■ REQUIREMENT: All of the data below must be repeated exactly.

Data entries
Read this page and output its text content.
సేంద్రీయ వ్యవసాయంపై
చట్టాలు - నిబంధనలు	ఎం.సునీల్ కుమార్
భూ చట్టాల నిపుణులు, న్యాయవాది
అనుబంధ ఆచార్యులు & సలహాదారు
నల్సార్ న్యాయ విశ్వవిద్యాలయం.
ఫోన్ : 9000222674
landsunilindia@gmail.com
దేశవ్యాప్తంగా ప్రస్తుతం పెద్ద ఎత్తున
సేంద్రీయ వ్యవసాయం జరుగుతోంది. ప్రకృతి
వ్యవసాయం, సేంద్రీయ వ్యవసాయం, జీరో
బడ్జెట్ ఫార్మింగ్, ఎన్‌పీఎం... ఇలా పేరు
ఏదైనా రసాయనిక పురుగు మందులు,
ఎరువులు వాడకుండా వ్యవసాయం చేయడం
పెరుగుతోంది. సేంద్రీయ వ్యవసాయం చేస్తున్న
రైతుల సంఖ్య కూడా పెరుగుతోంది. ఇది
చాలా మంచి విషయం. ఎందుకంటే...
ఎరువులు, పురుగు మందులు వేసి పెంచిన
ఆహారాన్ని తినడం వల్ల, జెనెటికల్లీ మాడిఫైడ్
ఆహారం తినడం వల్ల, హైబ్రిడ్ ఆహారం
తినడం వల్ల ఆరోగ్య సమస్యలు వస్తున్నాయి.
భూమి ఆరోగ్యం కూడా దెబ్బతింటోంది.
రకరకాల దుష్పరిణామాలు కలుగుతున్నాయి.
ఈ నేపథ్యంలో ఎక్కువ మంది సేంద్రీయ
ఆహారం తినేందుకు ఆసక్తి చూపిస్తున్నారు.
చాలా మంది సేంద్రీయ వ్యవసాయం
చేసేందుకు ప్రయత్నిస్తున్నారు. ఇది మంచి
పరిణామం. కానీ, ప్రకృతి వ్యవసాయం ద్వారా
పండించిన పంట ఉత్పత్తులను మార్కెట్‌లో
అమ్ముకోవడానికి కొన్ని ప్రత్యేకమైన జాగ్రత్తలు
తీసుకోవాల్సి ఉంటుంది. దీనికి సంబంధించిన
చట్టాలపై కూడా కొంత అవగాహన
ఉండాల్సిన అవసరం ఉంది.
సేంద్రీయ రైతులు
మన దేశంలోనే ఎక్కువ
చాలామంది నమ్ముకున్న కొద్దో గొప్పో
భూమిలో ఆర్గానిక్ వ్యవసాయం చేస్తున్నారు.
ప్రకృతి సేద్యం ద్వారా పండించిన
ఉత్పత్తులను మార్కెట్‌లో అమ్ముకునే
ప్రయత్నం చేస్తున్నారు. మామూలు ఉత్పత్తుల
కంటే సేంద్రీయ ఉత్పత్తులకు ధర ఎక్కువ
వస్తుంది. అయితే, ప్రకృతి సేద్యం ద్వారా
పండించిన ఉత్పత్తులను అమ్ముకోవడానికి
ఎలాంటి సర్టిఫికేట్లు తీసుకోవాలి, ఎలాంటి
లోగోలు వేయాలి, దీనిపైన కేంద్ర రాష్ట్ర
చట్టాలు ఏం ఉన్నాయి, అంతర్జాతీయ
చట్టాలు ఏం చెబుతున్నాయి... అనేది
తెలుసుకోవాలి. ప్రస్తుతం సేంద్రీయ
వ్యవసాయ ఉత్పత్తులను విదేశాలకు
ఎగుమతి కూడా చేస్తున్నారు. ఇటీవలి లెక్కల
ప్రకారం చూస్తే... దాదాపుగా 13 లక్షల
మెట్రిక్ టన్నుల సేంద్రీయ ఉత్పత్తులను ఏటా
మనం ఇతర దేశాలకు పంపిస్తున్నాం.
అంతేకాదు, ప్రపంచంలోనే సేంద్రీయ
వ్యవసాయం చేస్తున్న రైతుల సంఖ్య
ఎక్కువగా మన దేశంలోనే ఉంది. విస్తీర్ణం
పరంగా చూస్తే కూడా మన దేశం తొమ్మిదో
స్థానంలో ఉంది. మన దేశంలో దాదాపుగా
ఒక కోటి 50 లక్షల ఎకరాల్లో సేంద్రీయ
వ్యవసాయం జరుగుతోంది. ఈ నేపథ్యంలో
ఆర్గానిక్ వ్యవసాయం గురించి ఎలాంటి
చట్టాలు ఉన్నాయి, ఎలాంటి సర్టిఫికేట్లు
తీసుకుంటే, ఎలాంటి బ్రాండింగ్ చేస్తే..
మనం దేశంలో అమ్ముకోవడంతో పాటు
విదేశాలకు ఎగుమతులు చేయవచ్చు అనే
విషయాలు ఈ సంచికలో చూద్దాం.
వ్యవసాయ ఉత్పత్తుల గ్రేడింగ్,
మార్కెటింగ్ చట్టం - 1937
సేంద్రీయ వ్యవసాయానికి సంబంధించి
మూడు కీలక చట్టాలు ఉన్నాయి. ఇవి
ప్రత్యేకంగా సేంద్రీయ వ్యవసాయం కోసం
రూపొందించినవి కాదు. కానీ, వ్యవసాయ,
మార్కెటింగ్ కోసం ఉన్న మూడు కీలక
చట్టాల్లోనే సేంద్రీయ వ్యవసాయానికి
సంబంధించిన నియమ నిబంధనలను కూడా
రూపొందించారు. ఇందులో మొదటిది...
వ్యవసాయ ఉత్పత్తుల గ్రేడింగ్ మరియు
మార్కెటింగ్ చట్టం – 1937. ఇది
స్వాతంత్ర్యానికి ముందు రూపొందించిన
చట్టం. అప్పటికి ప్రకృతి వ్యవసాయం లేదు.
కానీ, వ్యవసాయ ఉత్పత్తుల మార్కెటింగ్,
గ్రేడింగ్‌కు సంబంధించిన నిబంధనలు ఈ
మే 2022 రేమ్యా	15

■ EXERCISE ANSWER:
Read this page and output its text content.
సేంద్రీయ వ్యవసాయంపై
చట్టాలు - నిబంధనలు	ఎం.సునీల్ కుమార్
భూ చట్టాల నిపుణులు, న్యాయవాది
అనుబంధ ఆచార్యులు & సలహాదారు
నల్సార్ న్యాయ విశ్వవిద్యాలయం.
ఫోన్ : 9000222674
landsunilindia@gmail.com
దేశవ్యాప్తంగా ప్రస్తుతం పెద్ద ఎత్తున
సేంద్రీయ వ్యవసాయం జరుగుతోంది. ప్రకృతి
వ్యవసాయం, సేంద్రీయ వ్యవసాయం, జీరో
బడ్జెట్ ఫార్మింగ్, ఎన్‌పీఎం... ఇలా పేరు
ఏదైనా రసాయనిక పురుగు మందులు,
ఎరువులు వాడకుండా వ్యవసాయం చేయడం
పెరుగుతోంది. సేంద్రీయ వ్యవసాయం చేస్తున్న
రైతుల సంఖ్య కూడా పెరుగుతోంది. ఇది
చాలా మంచి విషయం. ఎందుకంటే...
ఎరువులు, పురుగు మందులు వేసి పెంచిన
ఆహారాన్ని తినడం వల్ల, జెనెటికల్లీ మాడిఫైడ్
ఆహారం తినడం వల్ల, హైబ్రిడ్ ఆహారం
తినడం వల్ల ఆరోగ్య సమస్యలు వస్తున్నాయి.
భూమి ఆరోగ్యం కూడా దెబ్బతింటోంది.
రకరకాల దుష్పరిణామాలు కలుగుతున్నాయి.
ఈ నేపథ్యంలో ఎక్కువ మంది సేంద్రీయ
ఆహారం తినేందుకు ఆసక్తి చూపిస్తున్నారు.
చాలా మంది సేంద్రీయ వ్యవసాయం
చేసేందుకు ప్రయత్నిస్తున్నారు. ఇది మంచి
పరిణామం. కానీ, ప్రకృతి వ్యవసాయం ద్వారా
పండించిన పంట ఉత్పత్తులను మార్కెట్‌లో
అమ్ముకోవడానికి కొన్ని ప్రత్యేకమైన జాగ్రత్తలు
తీసుకోవాల్సి ఉంటుంది. దీనికి సంబంధించిన
చట్టాలపై కూడా కొంత అవగాహన
ఉండాల్సిన అవసరం ఉంది.
సేంద్రీయ రైతులు
మన దేశంలోనే ఎక్కువ
చాలామంది నమ్ముకున్న కొద్దో గొప్పో
భూమిలో ఆర్గానిక్ వ్యవసాయం చేస్తున్నారు.
ప్రకృతి సేద్యం ద్వారా పండించిన
ఉత్పత్తులను మార్కెట్‌లో అమ్ముకునే
ప్రయత్నం చేస్తున్నారు. మామూలు ఉత్పత్తుల
కంటే సేంద్రీయ ఉత్పత్తులకు ధర ఎక్కువ
వస్తుంది. అయితే, ప్రకృతి సేద్యం ద్వారా
పండించిన ఉత్పత్తులను అమ్ముకోవడానికి
ఎలాంటి సర్టిఫికేట్లు తీసుకోవాలి, ఎలాంటి
లోగోలు వేయాలి, దీనిపైన కేంద్ర రాష్ట్ర
చట్టాలు ఏం ఉన్నాయి, అంతర్జాతీయ
చట్టాలు ఏం చెబుతున్నాయి... అనేది
తెలుసుకోవాలి. ప్రస్తుతం సేంద్రీయ
వ్యవసాయ ఉత్పత్తులను విదేశాలకు
ఎగుమతి కూడా చేస్తున్నారు. ఇటీవలి లెక్కల
ప్రకారం చూస్తే... దాదాపుగా 13 లక్షల
మెట్రిక్ టన్నుల సేంద్రీయ ఉత్పత్తులను ఏటా
మనం ఇతర దేశాలకు పంపిస్తున్నాం.
అంతేకాదు, ప్రపంచంలోనే సేంద్రీయ
వ్యవసాయం చేస్తున్న రైతుల సంఖ్య
ఎక్కువగా మన దేశంలోనే ఉంది. విస్తీర్ణం
పరంగా చూస్తే కూడా మన దేశం తొమ్మిదో
స్థానంలో ఉంది. మన దేశంలో దాదాపుగా
ఒక కోటి 50 లక్షల ఎకరాల్లో సేంద్రీయ
వ్యవసాయం జరుగుతోంది. ఈ నేపథ్యంలో
ఆర్గానిక్ వ్యవసాయం గురించి ఎలాంటి
చట్టాలు ఉన్నాయి, ఎలాంటి సర్టిఫికేట్లు
తీసుకుంటే, ఎలాంటి బ్రాండింగ్ చేస్తే..
మనం దేశంలో అమ్ముకోవడంతో పాటు
విదేశాలకు ఎగుమతులు చేయవచ్చు అనే
విషయాలు ఈ సంచికలో చూద్దాం.
వ్యవసాయ ఉత్పత్తుల గ్రేడింగ్,
మార్కెటింగ్ చట్టం - 1937
సేంద్రీయ వ్యవసాయానికి సంబంధించి
మూడు కీలక చట్టాలు ఉన్నాయి. ఇవి
ప్రత్యేకంగా సేంద్రీయ వ్యవసాయం కోసం
రూపొందించినవి కాదు. కానీ, వ్యవసాయ,
మార్కెటింగ్ కోసం ఉన్న మూడు కీలక
చట్టాల్లోనే సేంద్రీయ వ్యవసాయానికి
సంబంధించిన నియమ నిబంధనలను కూడా
రూపొందించారు. ఇందులో మొదటిది...
వ్యవసాయ ఉత్పత్తుల గ్రేడింగ్ మరియు
మార్కెటింగ్ చట్టం – 1937. ఇది
స్వాతంత్ర్యానికి ముందు రూపొందించిన
చట్టం. అప్పటికి ప్రకృతి వ్యవసాయం లేదు.
కానీ, వ్యవసాయ ఉత్పత్తుల మార్కెటింగ్,
గ్రేడింగ్‌కు సంబంధించిన నిబంధనలు ఈ
మే 2022 రేమ్యా	15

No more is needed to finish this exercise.